▶ Directions:
Only the number is wanted: tally the lines below that contain the word "made".

[Items listed in a dataset]
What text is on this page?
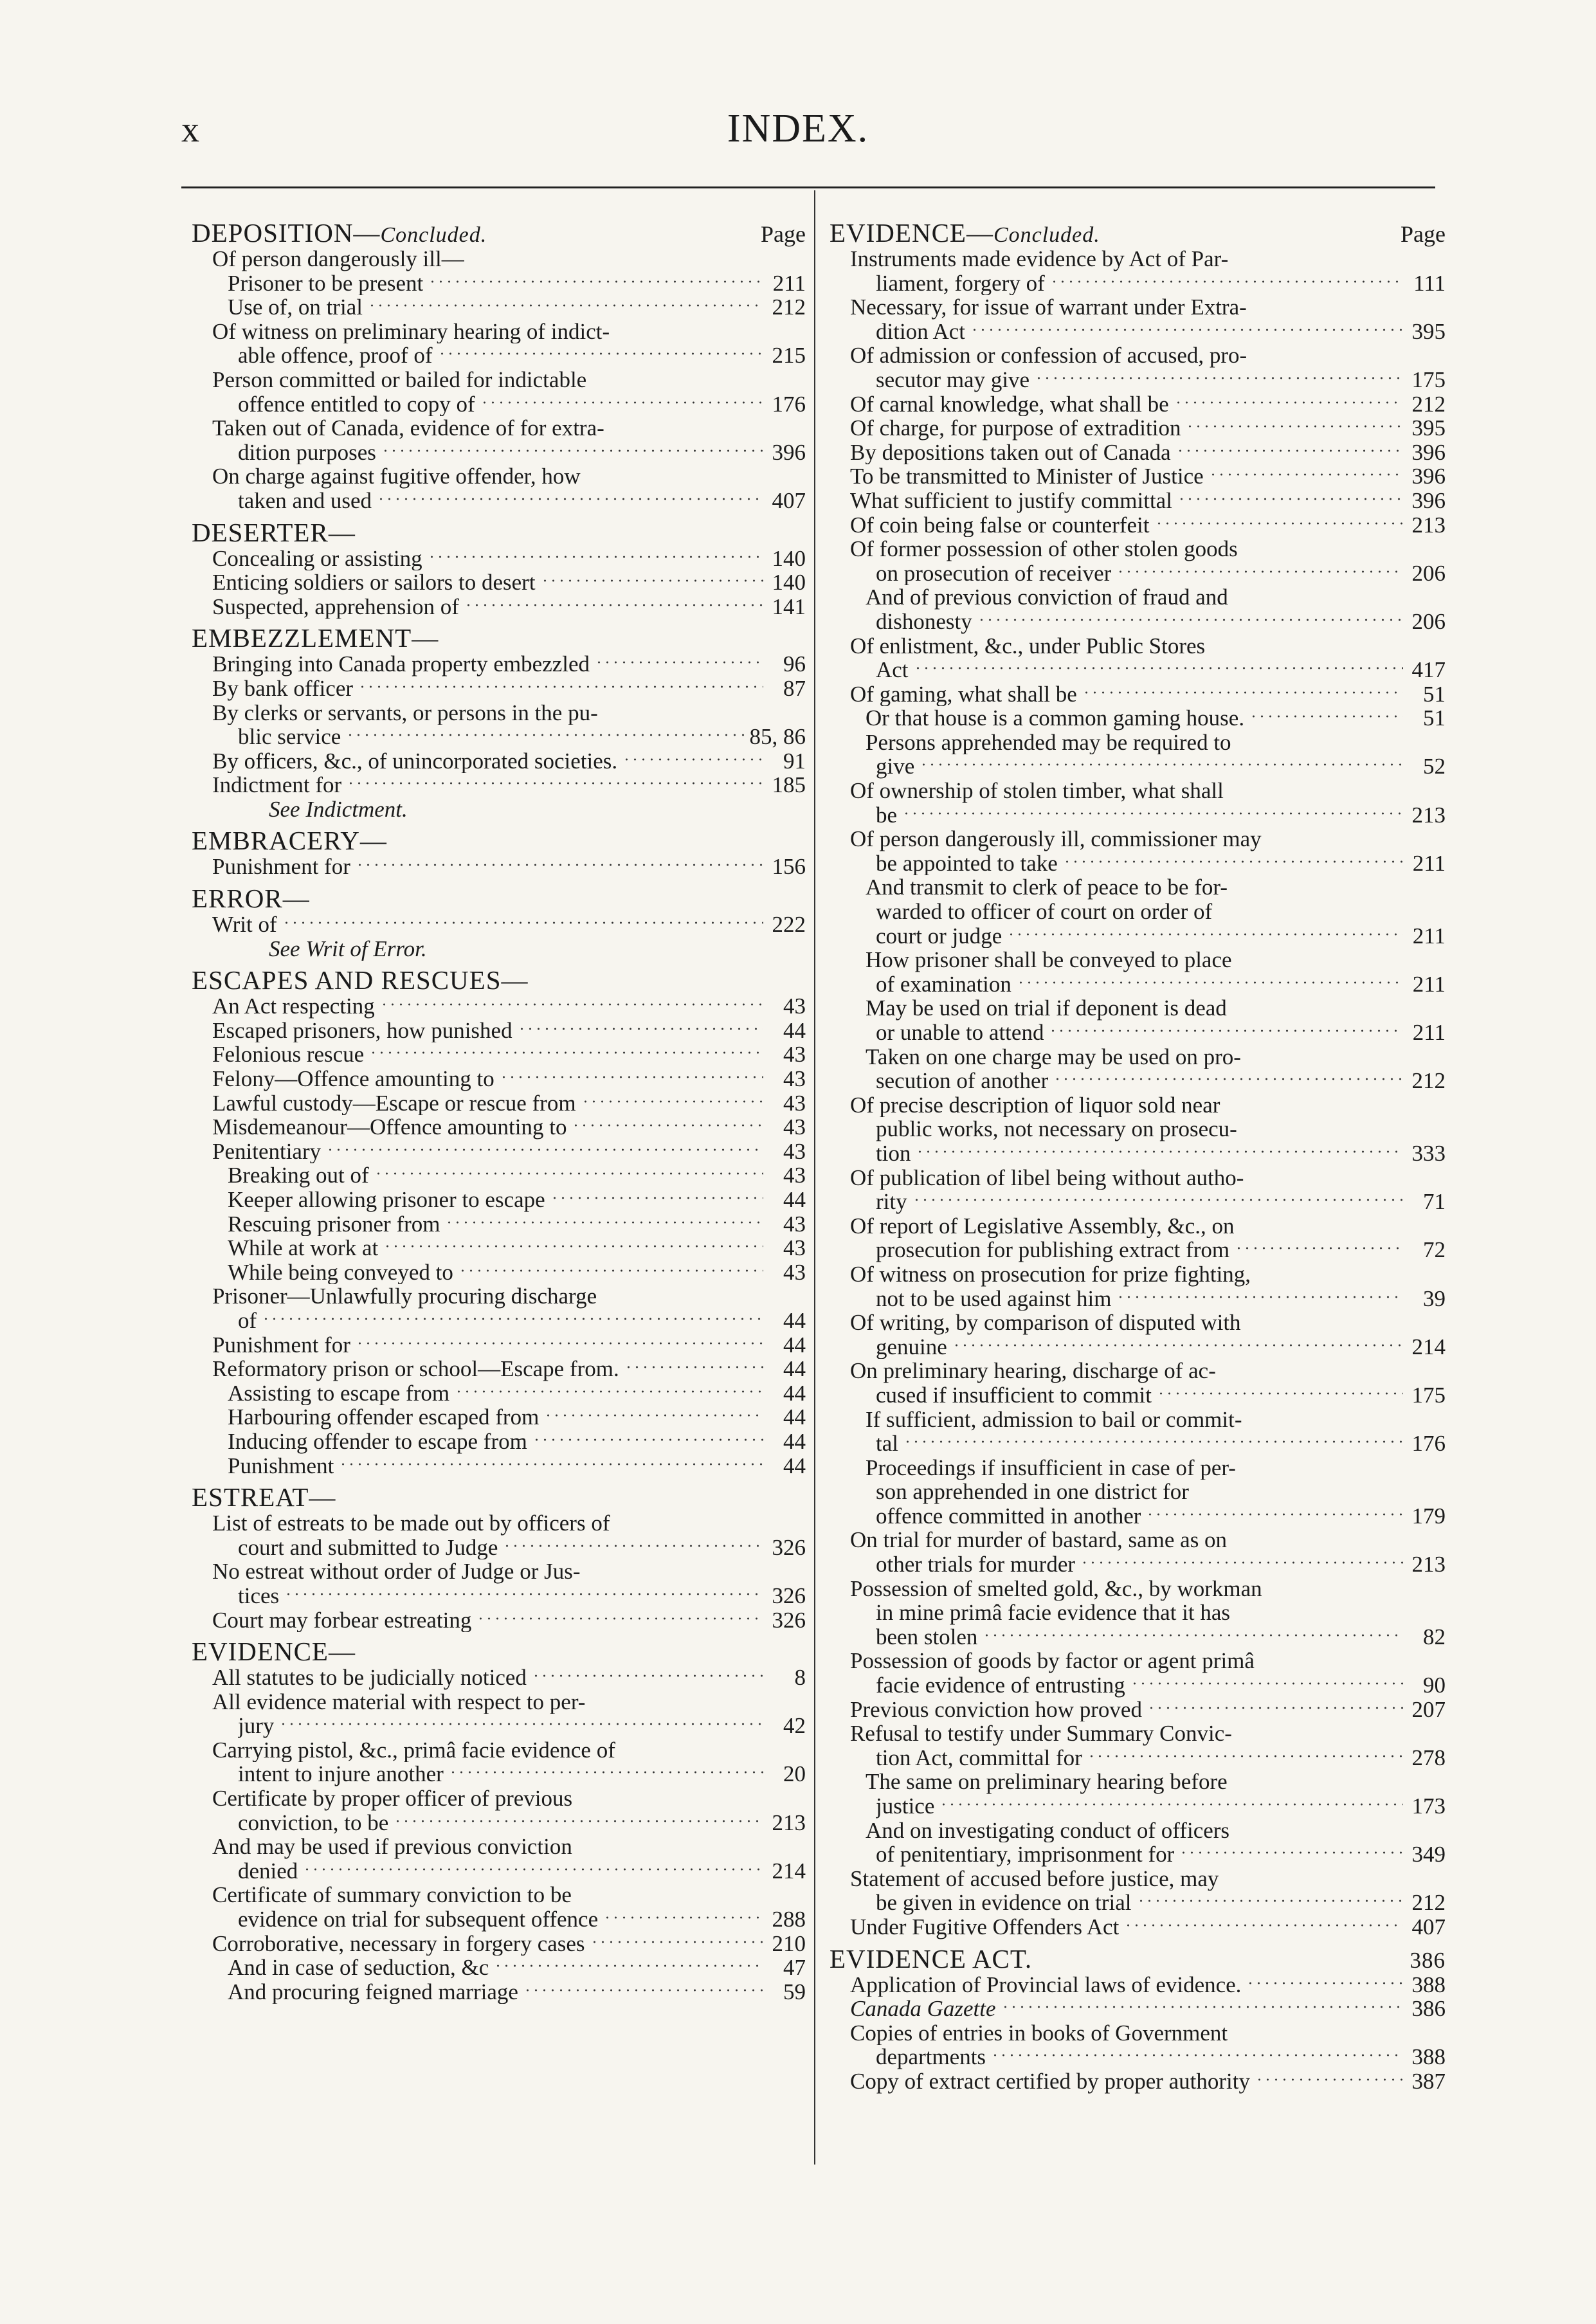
x	INDEX.
DEPOSITION—Concluded.	Page
Of person dangerously ill—
Prisoner to be present	211
Use of, on trial	212
Of witness on preliminary hearing of indict-
able offence, proof of	215
Person committed or bailed for indictable
offence entitled to copy of	176
Taken out of Canada, evidence of for extra-
dition purposes	396
On charge against fugitive offender, how
taken and used	407
DESERTER—
Concealing or assisting	140
Enticing soldiers or sailors to desert	140
Suspected, apprehension of	141
EMBEZZLEMENT—
Bringing into Canada property embezzled	96
By bank officer	87
By clerks or servants, or persons in the pu-
blic service	85, 86
By officers, &c., of unincorporated societies.	91
Indictment for	185
See Indictment.
EMBRACERY—
Punishment for	156
ERROR—
Writ of	222
See Writ of Error.
ESCAPES AND RESCUES—
An Act respecting	43
Escaped prisoners, how punished	44
Felonious rescue	43
Felony—Offence amounting to	43
Lawful custody—Escape or rescue from	43
Misdemeanour—Offence amounting to	43
Penitentiary	43
Breaking out of	43
Keeper allowing prisoner to escape	44
Rescuing prisoner from	43
While at work at	43
While being conveyed to	43
Prisoner—Unlawfully procuring discharge
of	44
Punishment for	44
Reformatory prison or school—Escape from.	44
Assisting to escape from	44
Harbouring offender escaped from	44
Inducing offender to escape from	44
Punishment	44
ESTREAT—
List of estreats to be made out by officers of
court and submitted to Judge	326
No estreat without order of Judge or Jus-
tices	326
Court may forbear estreating	326
EVIDENCE—
All statutes to be judicially noticed	8
All evidence material with respect to per-
jury	42
Carrying pistol, &c., primâ facie evidence of
intent to injure another	20
Certificate by proper officer of previous
conviction, to be	213
And may be used if previous conviction
denied	214
Certificate of summary conviction to be
evidence on trial for subsequent offence	288
Corroborative, necessary in forgery cases	210
And in case of seduction, &c	47
And procuring feigned marriage	59
EVIDENCE—Concluded.	Page
Instruments made evidence by Act of Par-
liament, forgery of	111
Necessary, for issue of warrant under Extra-
dition Act	395
Of admission or confession of accused, pro-
secutor may give	175
Of carnal knowledge, what shall be	212
Of charge, for purpose of extradition	395
By depositions taken out of Canada	396
To be transmitted to Minister of Justice	396
What sufficient to justify committal	396
Of coin being false or counterfeit	213
Of former possession of other stolen goods
on prosecution of receiver	206
And of previous conviction of fraud and
dishonesty	206
Of enlistment, &c., under Public Stores
Act	417
Of gaming, what shall be	51
Or that house is a common gaming house.	51
Persons apprehended may be required to
give	52
Of ownership of stolen timber, what shall
be	213
Of person dangerously ill, commissioner may
be appointed to take	211
And transmit to clerk of peace to be for-
warded to officer of court on order of
court or judge	211
How prisoner shall be conveyed to place
of examination	211
May be used on trial if deponent is dead
or unable to attend	211
Taken on one charge may be used on pro-
secution of another	212
Of precise description of liquor sold near
public works, not necessary on prosecu-
tion	333
Of publication of libel being without autho-
rity	71
Of report of Legislative Assembly, &c., on
prosecution for publishing extract from	72
Of witness on prosecution for prize fighting,
not to be used against him	39
Of writing, by comparison of disputed with
genuine	214
On preliminary hearing, discharge of ac-
cused if insufficient to commit	175
If sufficient, admission to bail or commit-
tal	176
Proceedings if insufficient in case of per-
son apprehended in one district for
offence committed in another	179
On trial for murder of bastard, same as on
other trials for murder	213
Possession of smelted gold, &c., by workman
in mine primâ facie evidence that it has
been stolen	82
Possession of goods by factor or agent primâ
facie evidence of entrusting	90
Previous conviction how proved	207
Refusal to testify under Summary Convic-
tion Act, committal for	278
The same on preliminary hearing before
justice	173
And on investigating conduct of officers
of penitentiary, imprisonment for	349
Statement of accused before justice, may
be given in evidence on trial	212
Under Fugitive Offenders Act	407
EVIDENCE ACT.	386
Application of Provincial laws of evidence.	388
Canada Gazette	386
Copies of entries in books of Government
departments	388
Copy of extract certified by proper authority	387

▶ Solution for this task:
2